_Input_
^^^^^^^^

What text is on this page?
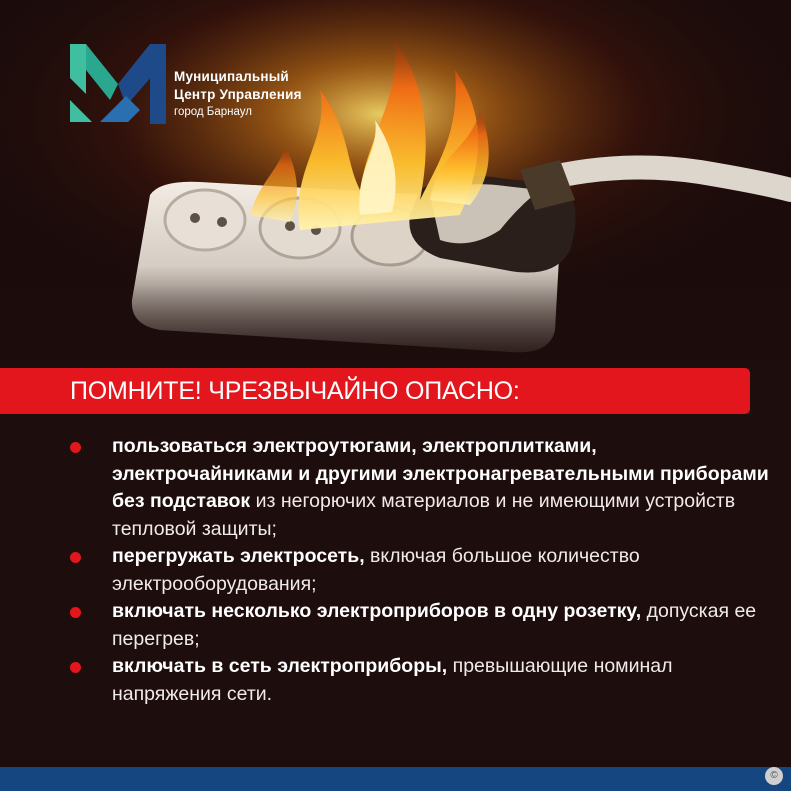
Муниципальный
Центр Управления
город Барнаул
ПОМНИТЕ! ЧРЕЗВЫЧАЙНО ОПАСНО:
пользоваться электроутюгами, электроплитками, электрочайниками и другими электронагревательными приборами без подставок из негорючих материалов и не имеющими устройств тепловой защиты;
перегружать электросеть, включая большое количество электрооборудования;
включать несколько электроприборов в одну розетку, допуская ее перегрев;
включать в сеть электроприборы, превышающие номинал напряжения сети.
©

^^^^^^^^

_Objective_
Reproduce the material word for word. Any pictures should be left out of the copy.

_Result_
What text is on this page?
Муниципальный
Центр Управления
город Барнаул
ПОМНИТЕ! ЧРЕЗВЫЧАЙНО ОПАСНО:
пользоваться электроутюгами, электроплитками, электрочайниками и другими электронагревательными приборами без подставок из негорючих материалов и не имеющими устройств тепловой защиты;
перегружать электросеть, включая большое количество электрооборудования;
включать несколько электроприборов в одну розетку, допуская ее перегрев;
включать в сеть электроприборы, превышающие номинал напряжения сети.
©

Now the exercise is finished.